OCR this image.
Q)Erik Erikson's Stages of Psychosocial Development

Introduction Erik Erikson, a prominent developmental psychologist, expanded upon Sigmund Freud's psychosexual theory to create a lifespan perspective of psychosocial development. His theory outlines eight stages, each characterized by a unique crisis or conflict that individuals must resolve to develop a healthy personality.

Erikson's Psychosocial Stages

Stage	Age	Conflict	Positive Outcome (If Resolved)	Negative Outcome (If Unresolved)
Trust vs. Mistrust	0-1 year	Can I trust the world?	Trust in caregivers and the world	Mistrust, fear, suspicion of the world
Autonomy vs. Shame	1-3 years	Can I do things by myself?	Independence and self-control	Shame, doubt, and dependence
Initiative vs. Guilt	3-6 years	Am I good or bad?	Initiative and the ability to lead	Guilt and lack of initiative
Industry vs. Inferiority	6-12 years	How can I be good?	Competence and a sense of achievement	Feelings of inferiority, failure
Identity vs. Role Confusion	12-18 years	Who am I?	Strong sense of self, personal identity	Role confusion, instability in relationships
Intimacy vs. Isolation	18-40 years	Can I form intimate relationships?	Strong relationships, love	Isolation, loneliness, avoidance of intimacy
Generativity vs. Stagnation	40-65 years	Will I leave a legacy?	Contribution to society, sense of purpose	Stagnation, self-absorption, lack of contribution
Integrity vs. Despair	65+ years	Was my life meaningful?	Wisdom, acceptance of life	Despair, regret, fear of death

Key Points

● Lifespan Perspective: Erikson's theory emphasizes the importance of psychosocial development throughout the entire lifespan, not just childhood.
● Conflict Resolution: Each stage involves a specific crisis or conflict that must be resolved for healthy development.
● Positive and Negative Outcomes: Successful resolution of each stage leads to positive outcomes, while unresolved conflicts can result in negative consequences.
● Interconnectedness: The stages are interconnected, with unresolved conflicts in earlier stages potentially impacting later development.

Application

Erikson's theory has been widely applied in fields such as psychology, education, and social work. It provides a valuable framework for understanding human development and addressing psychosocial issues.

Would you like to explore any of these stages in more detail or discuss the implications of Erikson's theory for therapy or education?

--

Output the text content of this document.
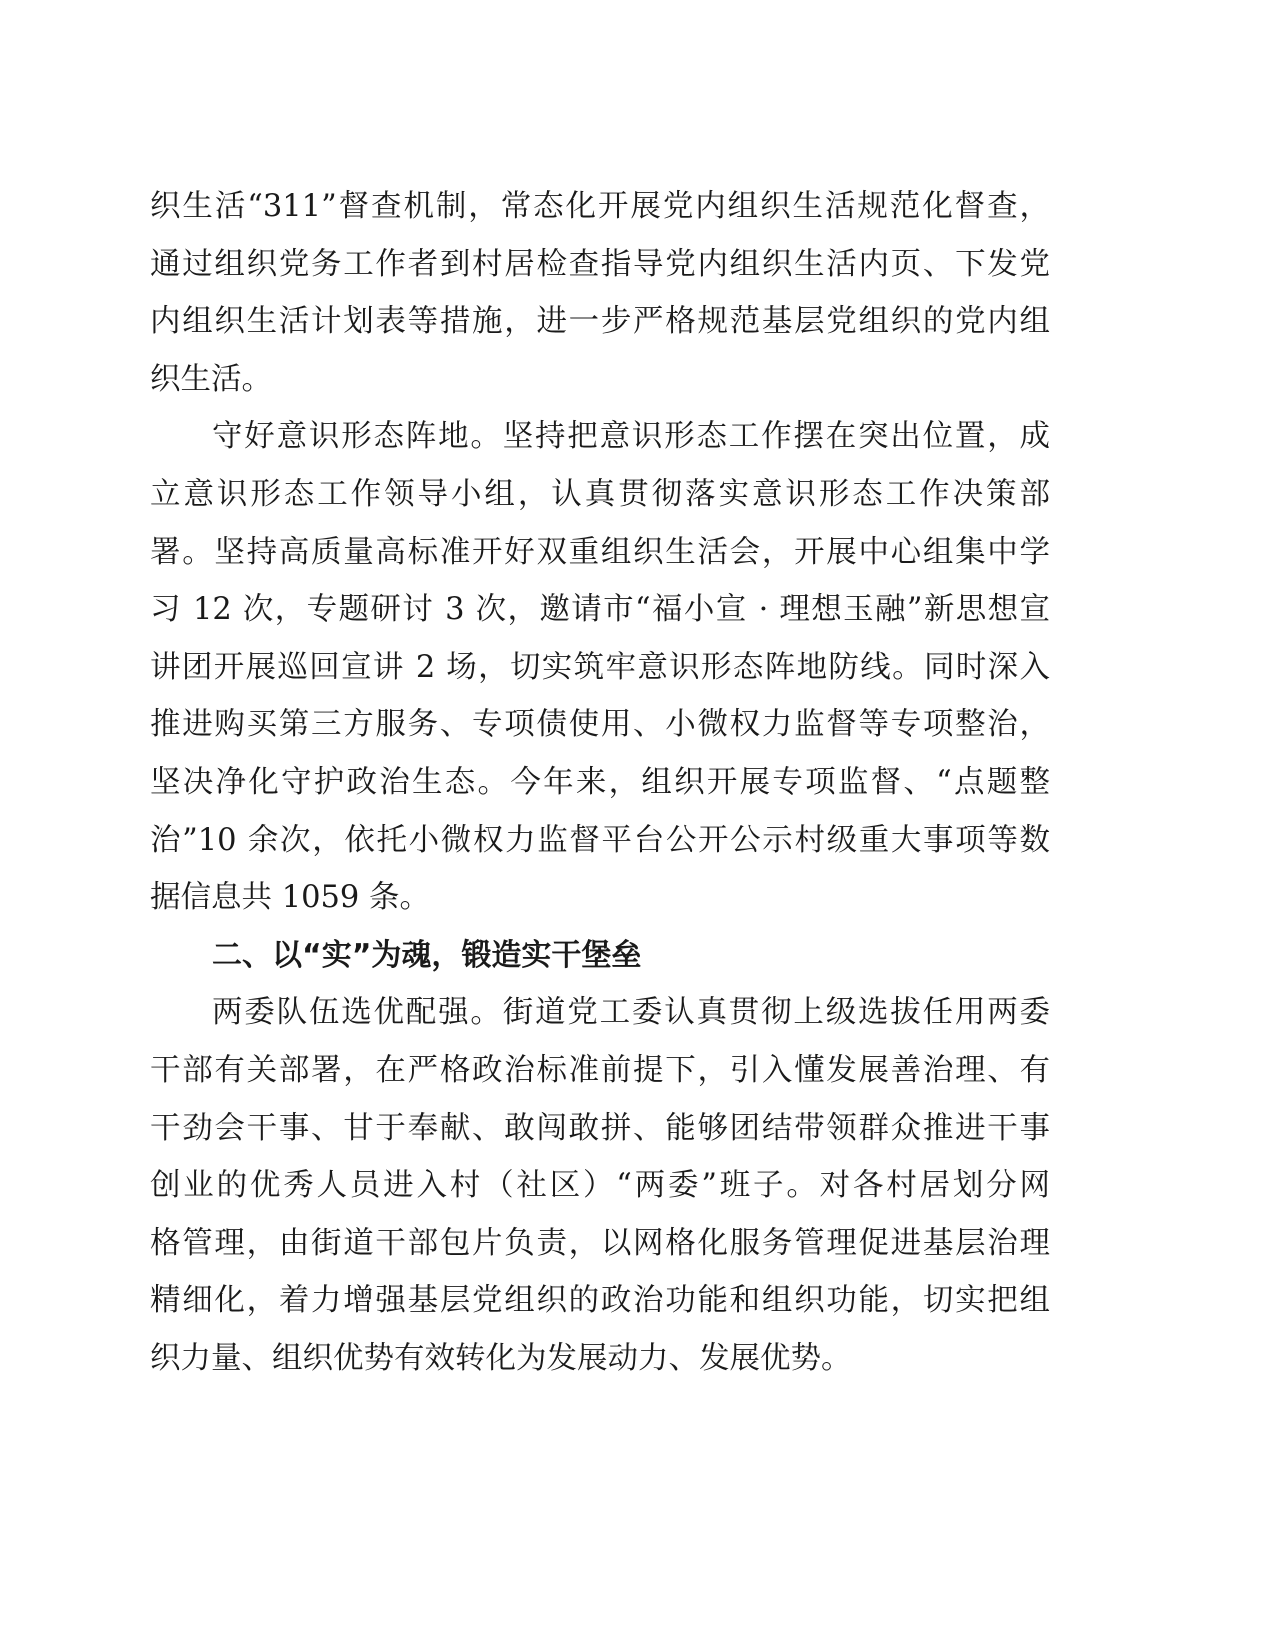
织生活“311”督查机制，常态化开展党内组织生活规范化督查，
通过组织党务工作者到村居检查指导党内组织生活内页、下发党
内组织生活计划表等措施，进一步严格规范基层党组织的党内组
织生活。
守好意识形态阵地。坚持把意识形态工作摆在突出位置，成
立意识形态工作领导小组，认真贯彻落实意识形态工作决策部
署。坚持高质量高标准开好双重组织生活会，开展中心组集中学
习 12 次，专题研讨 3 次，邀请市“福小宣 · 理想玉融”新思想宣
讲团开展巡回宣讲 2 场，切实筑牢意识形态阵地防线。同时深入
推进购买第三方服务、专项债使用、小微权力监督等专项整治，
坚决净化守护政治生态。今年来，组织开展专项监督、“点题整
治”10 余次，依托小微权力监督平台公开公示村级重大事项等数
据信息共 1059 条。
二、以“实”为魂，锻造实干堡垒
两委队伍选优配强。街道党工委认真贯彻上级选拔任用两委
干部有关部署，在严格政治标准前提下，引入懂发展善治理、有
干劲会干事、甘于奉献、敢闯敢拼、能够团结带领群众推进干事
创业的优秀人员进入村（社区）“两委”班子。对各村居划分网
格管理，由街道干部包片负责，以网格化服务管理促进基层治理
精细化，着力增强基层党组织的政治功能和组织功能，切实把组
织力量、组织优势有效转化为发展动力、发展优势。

■ WRITTEN PROBLEM
Report how many lines in the listing above include the word "fear". Give nothing but the number.

■ TASK RESULT
2